Begin
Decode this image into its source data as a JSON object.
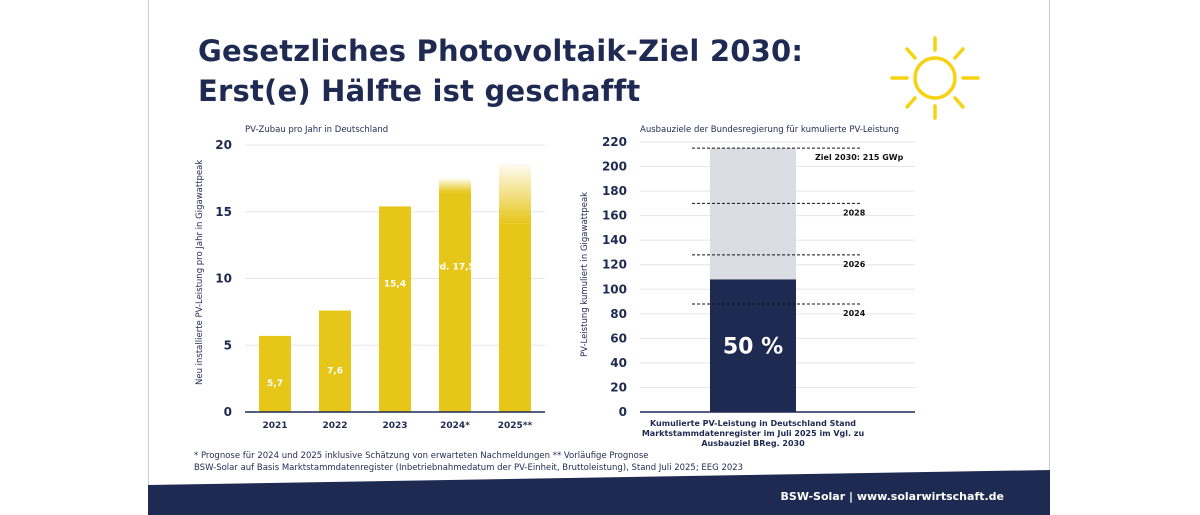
{
  "title_line1": "Gesetzliches Photovoltaik-Ziel 2030:",
  "title_line2": "Erst(e) Hälfte ist geschafft",
  "colors": {
    "navy": "#1f2a52",
    "yellow": "#e7c61a",
    "gray": "#dcdce4",
    "sun": "#f5d312"
  },
  "chart_data": [
    {
      "type": "bar",
      "title": "PV-Zubau pro Jahr in Deutschland",
      "ylabel": "Neu installierte PV-Leistung pro Jahr in Gigawattpeak",
      "xlabel": "",
      "ylim": [
        0,
        20
      ],
      "yticks": [
        0,
        5,
        10,
        15,
        20
      ],
      "categories": [
        "2021",
        "2022",
        "2023",
        "2024*",
        "2025**"
      ],
      "values": [
        5.7,
        7.6,
        15.4,
        17.5,
        18.6
      ],
      "value_labels": [
        "5,7",
        "7,6",
        "15,4",
        "rd. 17,5",
        ""
      ],
      "forecast": [
        false,
        false,
        false,
        true,
        true
      ]
    },
    {
      "type": "bar",
      "title": "Ausbauziele der Bundesregierung für kumulierte PV-Leistung",
      "ylabel": "PV-Leistung kumuliert in Gigawattpeak",
      "xlabel": "",
      "ylim": [
        0,
        220
      ],
      "yticks": [
        0,
        20,
        40,
        60,
        80,
        100,
        120,
        140,
        160,
        180,
        200,
        220
      ],
      "achieved": 108,
      "target": 215,
      "achieved_label": "50 %",
      "category_label_lines": [
        "Kumulierte PV-Leistung in Deutschland Stand",
        "Marktstammdatenregister im Juli 2025 im Vgl. zu",
        "Ausbauziel BReg. 2030"
      ],
      "targets": [
        {
          "label": "Ziel 2030: 215 GWp",
          "value": 215
        },
        {
          "label": "2028",
          "value": 170
        },
        {
          "label": "2026",
          "value": 128
        },
        {
          "label": "2024",
          "value": 88
        }
      ]
    }
  ],
  "footnote_line1": "* Prognose für 2024 und 2025 inklusive Schätzung von erwarteten Nachmeldungen  ** Vorläufige Prognose",
  "footnote_line2": "BSW-Solar auf Basis Marktstammdatenregister (Inbetriebnahmedatum der PV-Einheit, Bruttoleistung), Stand Juli 2025; EEG 2023",
  "footer": "BSW-Solar | www.solarwirtschaft.de"
}
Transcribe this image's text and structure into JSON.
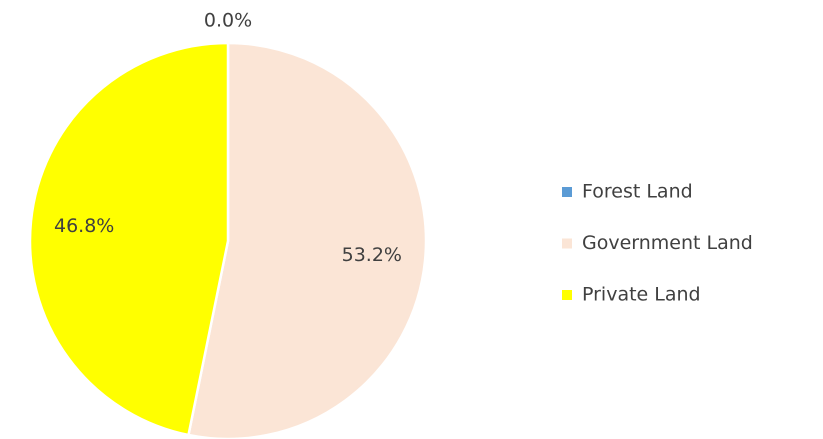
{
  "chart_data": {
    "type": "pie",
    "categories": [
      "Forest Land",
      "Government Land",
      "Private Land"
    ],
    "values": [
      0,
      53.2,
      46.8
    ],
    "value_labels": [
      "0.0%",
      "53.2%",
      "46.8%"
    ],
    "colors": [
      "#5b9bd5",
      "#fbe5d6",
      "#ffff00"
    ],
    "legend": "right"
  }
}
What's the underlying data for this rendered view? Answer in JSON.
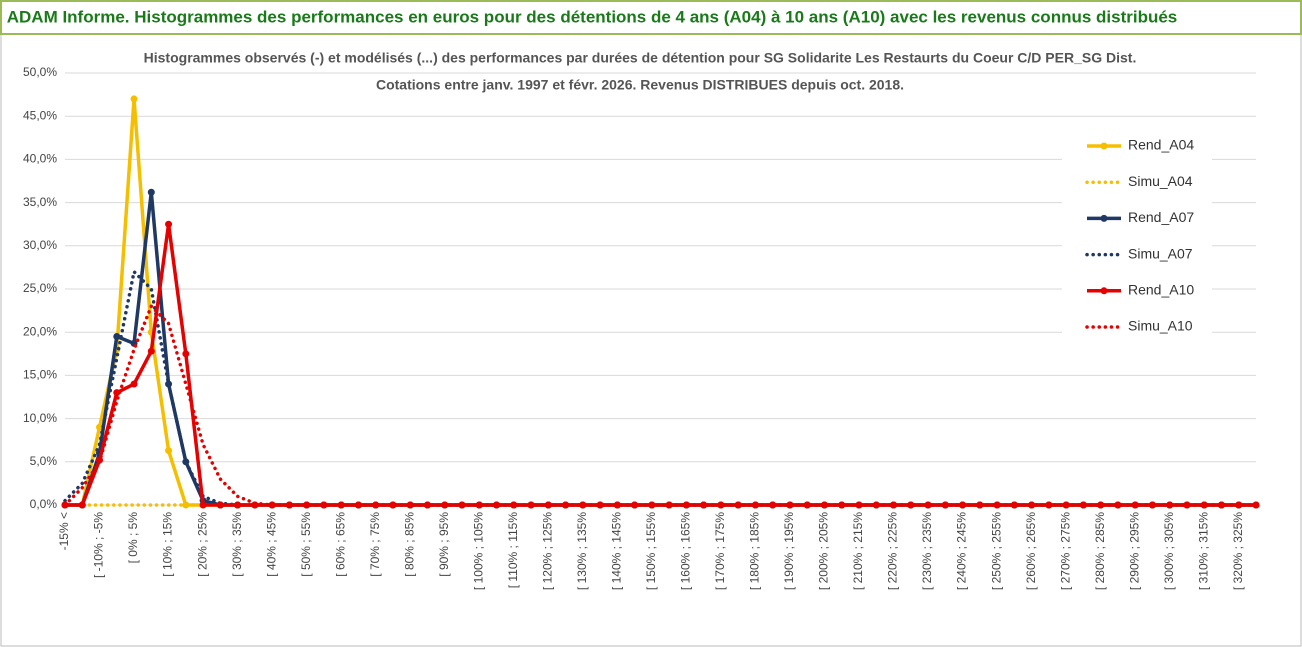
{
  "chart_data": {
    "type": "line",
    "header": "ADAM Informe. Histogrammes des performances en euros pour des détentions de 4 ans (A04) à 10 ans (A10) avec les revenus connus distribués",
    "title": "Histogrammes observés (-) et modélisés (...) des performances par durées de détention pour SG Solidarite Les Restaurts du Coeur C/D PER_SG Dist.",
    "subtitle": "Cotations entre janv. 1997 et févr. 2026. Revenus DISTRIBUES depuis oct. 2018.",
    "categories": [
      "-15% <",
      null,
      "[ -10% ; -5%",
      null,
      "[ 0% ; 5%",
      null,
      "[ 10% ; 15%",
      null,
      "[ 20% ; 25%",
      null,
      "[ 30% ; 35%",
      null,
      "[ 40% ; 45%",
      null,
      "[ 50% ; 55%",
      null,
      "[ 60% ; 65%",
      null,
      "[ 70% ; 75%",
      null,
      "[ 80% ; 85%",
      null,
      "[ 90% ; 95%",
      null,
      "[ 100% ; 105%",
      null,
      "[ 110% ; 115%",
      null,
      "[ 120% ; 125%",
      null,
      "[ 130% ; 135%",
      null,
      "[ 140% ; 145%",
      null,
      "[ 150% ; 155%",
      null,
      "[ 160% ; 165%",
      null,
      "[ 170% ; 175%",
      null,
      "[ 180% ; 185%",
      null,
      "[ 190% ; 195%",
      null,
      "[ 200% ; 205%",
      null,
      "[ 210% ; 215%",
      null,
      "[ 220% ; 225%",
      null,
      "[ 230% ; 235%",
      null,
      "[ 240% ; 245%",
      null,
      "[ 250% ; 255%",
      null,
      "[ 260% ; 265%",
      null,
      "[ 270% ; 275%",
      null,
      "[ 280% ; 285%",
      null,
      "[ 290% ; 295%",
      null,
      "[ 300% ; 305%",
      null,
      "[ 310% ; 315%",
      null,
      "[ 320% ; 325%",
      null
    ],
    "series": [
      {
        "name": "Rend_A04",
        "color": "#f5bf00",
        "style": "solid",
        "values": [
          0,
          0,
          9,
          18,
          47,
          20,
          6.3,
          0,
          0,
          0,
          0,
          0,
          0,
          0,
          0,
          0,
          0,
          0,
          0,
          0,
          0,
          0,
          0,
          0,
          0,
          0,
          0,
          0,
          0,
          0,
          0,
          0,
          0,
          0,
          0,
          0,
          0,
          0,
          0,
          0,
          0,
          0,
          0,
          0,
          0,
          0,
          0,
          0,
          0,
          0,
          0,
          0,
          0,
          0,
          0,
          0,
          0,
          0,
          0,
          0,
          0,
          0,
          0,
          0,
          0,
          0,
          0,
          0,
          0,
          0
        ]
      },
      {
        "name": "Simu_A04",
        "color": "#f5bf00",
        "style": "dotted",
        "values": [
          0,
          0,
          0,
          0,
          0,
          0,
          0,
          0,
          0,
          0,
          0,
          0,
          0,
          0,
          0,
          0,
          0,
          0,
          0,
          0,
          0,
          0,
          0,
          0,
          0,
          0,
          0,
          0,
          0,
          0,
          0,
          0,
          0,
          0,
          0,
          0,
          0,
          0,
          0,
          0,
          0,
          0,
          0,
          0,
          0,
          0,
          0,
          0,
          0,
          0,
          0,
          0,
          0,
          0,
          0,
          0,
          0,
          0,
          0,
          0,
          0,
          0,
          0,
          0,
          0,
          0,
          0,
          0,
          0,
          0
        ]
      },
      {
        "name": "Rend_A07",
        "color": "#1f3864",
        "style": "solid",
        "values": [
          0,
          0,
          6,
          19.5,
          18.7,
          36.2,
          14,
          5,
          0.5,
          0,
          0,
          0,
          0,
          0,
          0,
          0,
          0,
          0,
          0,
          0,
          0,
          0,
          0,
          0,
          0,
          0,
          0,
          0,
          0,
          0,
          0,
          0,
          0,
          0,
          0,
          0,
          0,
          0,
          0,
          0,
          0,
          0,
          0,
          0,
          0,
          0,
          0,
          0,
          0,
          0,
          0,
          0,
          0,
          0,
          0,
          0,
          0,
          0,
          0,
          0,
          0,
          0,
          0,
          0,
          0,
          0,
          0,
          0,
          0,
          0
        ]
      },
      {
        "name": "Simu_A07",
        "color": "#1f3864",
        "style": "dotted",
        "values": [
          0.5,
          2.5,
          7,
          17,
          27,
          25,
          14,
          5,
          1,
          0.2,
          0,
          0,
          0,
          0,
          0,
          0,
          0,
          0,
          0,
          0,
          0,
          0,
          0,
          0,
          0,
          0,
          0,
          0,
          0,
          0,
          0,
          0,
          0,
          0,
          0,
          0,
          0,
          0,
          0,
          0,
          0,
          0,
          0,
          0,
          0,
          0,
          0,
          0,
          0,
          0,
          0,
          0,
          0,
          0,
          0,
          0,
          0,
          0,
          0,
          0,
          0,
          0,
          0,
          0,
          0,
          0,
          0,
          0,
          0,
          0
        ]
      },
      {
        "name": "Rend_A10",
        "color": "#e60000",
        "style": "solid",
        "values": [
          0,
          0,
          5.2,
          13,
          14,
          17.8,
          32.5,
          17.5,
          0,
          0,
          0,
          0,
          0,
          0,
          0,
          0,
          0,
          0,
          0,
          0,
          0,
          0,
          0,
          0,
          0,
          0,
          0,
          0,
          0,
          0,
          0,
          0,
          0,
          0,
          0,
          0,
          0,
          0,
          0,
          0,
          0,
          0,
          0,
          0,
          0,
          0,
          0,
          0,
          0,
          0,
          0,
          0,
          0,
          0,
          0,
          0,
          0,
          0,
          0,
          0,
          0,
          0,
          0,
          0,
          0,
          0,
          0,
          0,
          0,
          0
        ]
      },
      {
        "name": "Simu_A10",
        "color": "#e60000",
        "style": "dotted",
        "values": [
          0,
          2,
          5,
          12,
          18,
          23,
          21,
          14,
          7,
          3,
          1,
          0.2,
          0,
          0,
          0,
          0,
          0,
          0,
          0,
          0,
          0,
          0,
          0,
          0,
          0,
          0,
          0,
          0,
          0,
          0,
          0,
          0,
          0,
          0,
          0,
          0,
          0,
          0,
          0,
          0,
          0,
          0,
          0,
          0,
          0,
          0,
          0,
          0,
          0,
          0,
          0,
          0,
          0,
          0,
          0,
          0,
          0,
          0,
          0,
          0,
          0,
          0,
          0,
          0,
          0,
          0,
          0,
          0,
          0,
          0
        ]
      }
    ],
    "ylim": [
      0,
      50
    ],
    "yticks": [
      {
        "value": 0,
        "label": "0,0%"
      },
      {
        "value": 5,
        "label": "5,0%"
      },
      {
        "value": 10,
        "label": "10,0%"
      },
      {
        "value": 15,
        "label": "15,0%"
      },
      {
        "value": 20,
        "label": "20,0%"
      },
      {
        "value": 25,
        "label": "25,0%"
      },
      {
        "value": 30,
        "label": "30,0%"
      },
      {
        "value": 35,
        "label": "35,0%"
      },
      {
        "value": 40,
        "label": "40,0%"
      },
      {
        "value": 45,
        "label": "45,0%"
      },
      {
        "value": 50,
        "label": "50,0%"
      }
    ],
    "grid": true,
    "legend": "right"
  }
}
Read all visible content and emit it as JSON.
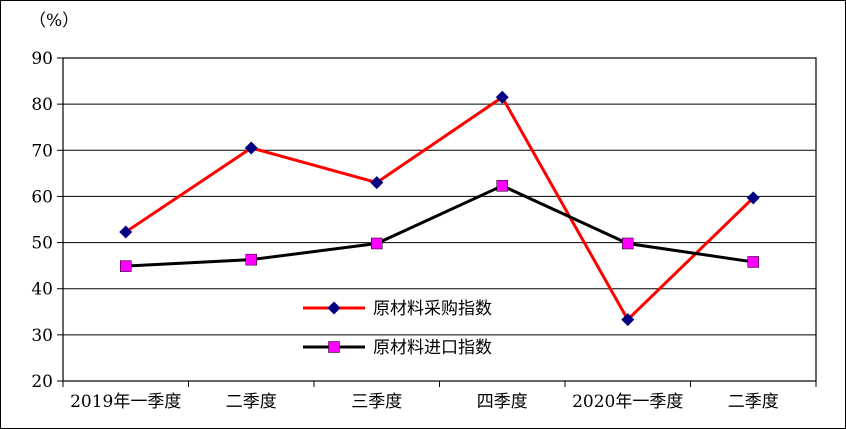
{
  "chart_data": {
    "type": "line",
    "title": "",
    "unit_label": "（%）",
    "categories": [
      "2019年一季度",
      "二季度",
      "三季度",
      "四季度",
      "2020年一季度",
      "二季度"
    ],
    "series": [
      {
        "name": "原材料采购指数",
        "values": [
          52.3,
          70.5,
          63.0,
          81.5,
          33.3,
          59.7
        ],
        "line_color": "#ff0000",
        "marker": "diamond",
        "marker_color": "#000080"
      },
      {
        "name": "原材料进口指数",
        "values": [
          44.9,
          46.3,
          49.8,
          62.3,
          49.8,
          45.8
        ],
        "line_color": "#000000",
        "marker": "square",
        "marker_color": "#ff00ff"
      }
    ],
    "ylim": [
      20,
      90
    ],
    "ytick_step": 10,
    "yticks": [
      "20",
      "30",
      "40",
      "50",
      "60",
      "70",
      "80",
      "90"
    ],
    "grid": true,
    "legend_position": "inside-bottom-center"
  }
}
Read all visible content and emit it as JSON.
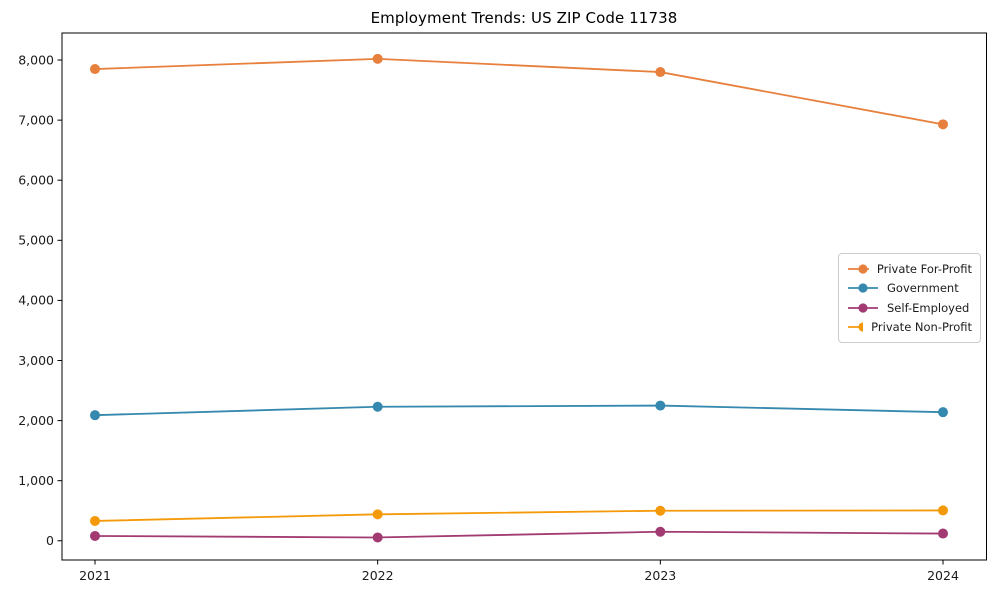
{
  "chart_data": {
    "type": "line",
    "title": "Employment Trends: US ZIP Code 11738",
    "xlabel": "",
    "ylabel": "",
    "x": [
      "2021",
      "2022",
      "2023",
      "2024"
    ],
    "yticks": [
      0,
      1000,
      2000,
      3000,
      4000,
      5000,
      6000,
      7000,
      8000
    ],
    "ytick_labels": [
      "0",
      "1,000",
      "2,000",
      "3,000",
      "4,000",
      "5,000",
      "6,000",
      "7,000",
      "8,000"
    ],
    "ylim": [
      -320,
      8450
    ],
    "grid": false,
    "legend": {
      "position": "center-right",
      "border_color": "#cccccc"
    },
    "series": [
      {
        "name": "Private For-Profit",
        "color": "#E8803D",
        "values": [
          7850,
          8020,
          7800,
          6930
        ]
      },
      {
        "name": "Government",
        "color": "#3589AE",
        "values": [
          2090,
          2230,
          2250,
          2140
        ]
      },
      {
        "name": "Self-Employed",
        "color": "#A23B72",
        "values": [
          80,
          55,
          150,
          120
        ]
      },
      {
        "name": "Private Non-Profit",
        "color": "#F49A0A",
        "values": [
          330,
          440,
          500,
          505
        ]
      }
    ]
  }
}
End
**What to produce:** Make a copy of each line that contains the string "this".

**Task response:**
Decode this image into its source data as a JSON object.
Transcribe this image's text and structure into JSON.
What's the underlying data for this rendered view? Answer in JSON.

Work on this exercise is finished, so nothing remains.